Data excerpts:
[start]

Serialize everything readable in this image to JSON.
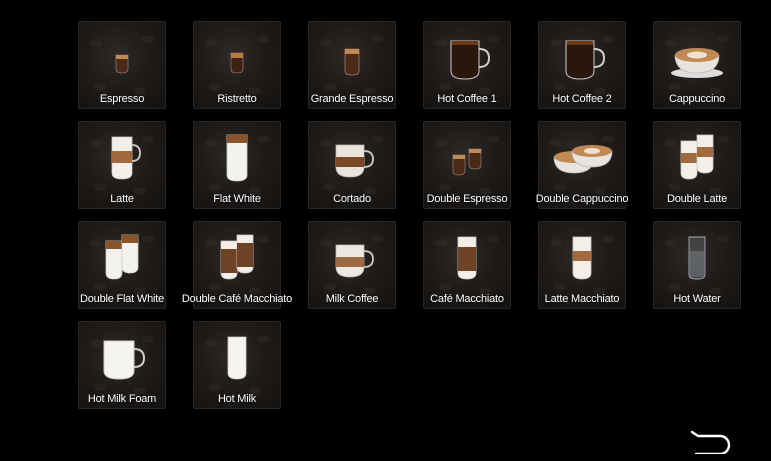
{
  "menu": {
    "items": [
      {
        "label": "Espresso",
        "icon": "espresso-cup-icon"
      },
      {
        "label": "Ristretto",
        "icon": "ristretto-cup-icon"
      },
      {
        "label": "Grande Espresso",
        "icon": "grande-espresso-cup-icon"
      },
      {
        "label": "Hot Coffee 1",
        "icon": "coffee-mug-icon"
      },
      {
        "label": "Hot Coffee 2",
        "icon": "coffee-mug-icon"
      },
      {
        "label": "Cappuccino",
        "icon": "cappuccino-cup-icon"
      },
      {
        "label": "Latte",
        "icon": "latte-glass-icon"
      },
      {
        "label": "Flat White",
        "icon": "flat-white-glass-icon"
      },
      {
        "label": "Cortado",
        "icon": "cortado-cup-icon"
      },
      {
        "label": "Double Espresso",
        "icon": "double-espresso-cups-icon"
      },
      {
        "label": "Double Cappuccino",
        "icon": "double-cappuccino-cups-icon"
      },
      {
        "label": "Double Latte",
        "icon": "double-latte-glasses-icon"
      },
      {
        "label": "Double Flat White",
        "icon": "double-flat-white-glasses-icon"
      },
      {
        "label": "Double Café Macchiato",
        "icon": "double-cafe-macchiato-glasses-icon"
      },
      {
        "label": "Milk Coffee",
        "icon": "milk-coffee-cup-icon"
      },
      {
        "label": "Café Macchiato",
        "icon": "cafe-macchiato-glass-icon"
      },
      {
        "label": "Latte Macchiato",
        "icon": "latte-macchiato-glass-icon"
      },
      {
        "label": "Hot Water",
        "icon": "water-glass-icon"
      },
      {
        "label": "Hot Milk Foam",
        "icon": "milk-foam-mug-icon"
      },
      {
        "label": "Hot Milk",
        "icon": "milk-glass-icon"
      }
    ]
  },
  "footer": {
    "back_icon": "back-arrow-icon"
  },
  "colors": {
    "background": "#000000",
    "tile": "#1e1b19",
    "label": "#ffffff",
    "coffee": "#4a2a17",
    "crema": "#c08a55",
    "milk": "#f2efe9"
  }
}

[end]

YOUR INSTRUCTIONS: Print the full listing exactly, dropping the pictures.

COMPLETE OUTPUT:
Serialize everything readable in this image to JSON.
{
  "menu": {
    "items": [
      {
        "label": "Espresso",
        "icon": "espresso-cup-icon"
      },
      {
        "label": "Ristretto",
        "icon": "ristretto-cup-icon"
      },
      {
        "label": "Grande Espresso",
        "icon": "grande-espresso-cup-icon"
      },
      {
        "label": "Hot Coffee 1",
        "icon": "coffee-mug-icon"
      },
      {
        "label": "Hot Coffee 2",
        "icon": "coffee-mug-icon"
      },
      {
        "label": "Cappuccino",
        "icon": "cappuccino-cup-icon"
      },
      {
        "label": "Latte",
        "icon": "latte-glass-icon"
      },
      {
        "label": "Flat White",
        "icon": "flat-white-glass-icon"
      },
      {
        "label": "Cortado",
        "icon": "cortado-cup-icon"
      },
      {
        "label": "Double Espresso",
        "icon": "double-espresso-cups-icon"
      },
      {
        "label": "Double Cappuccino",
        "icon": "double-cappuccino-cups-icon"
      },
      {
        "label": "Double Latte",
        "icon": "double-latte-glasses-icon"
      },
      {
        "label": "Double Flat White",
        "icon": "double-flat-white-glasses-icon"
      },
      {
        "label": "Double Café Macchiato",
        "icon": "double-cafe-macchiato-glasses-icon"
      },
      {
        "label": "Milk Coffee",
        "icon": "milk-coffee-cup-icon"
      },
      {
        "label": "Café Macchiato",
        "icon": "cafe-macchiato-glass-icon"
      },
      {
        "label": "Latte Macchiato",
        "icon": "latte-macchiato-glass-icon"
      },
      {
        "label": "Hot Water",
        "icon": "water-glass-icon"
      },
      {
        "label": "Hot Milk Foam",
        "icon": "milk-foam-mug-icon"
      },
      {
        "label": "Hot Milk",
        "icon": "milk-glass-icon"
      }
    ]
  },
  "footer": {
    "back_icon": "back-arrow-icon"
  },
  "colors": {
    "background": "#000000",
    "tile": "#1e1b19",
    "label": "#ffffff",
    "coffee": "#4a2a17",
    "crema": "#c08a55",
    "milk": "#f2efe9"
  }
}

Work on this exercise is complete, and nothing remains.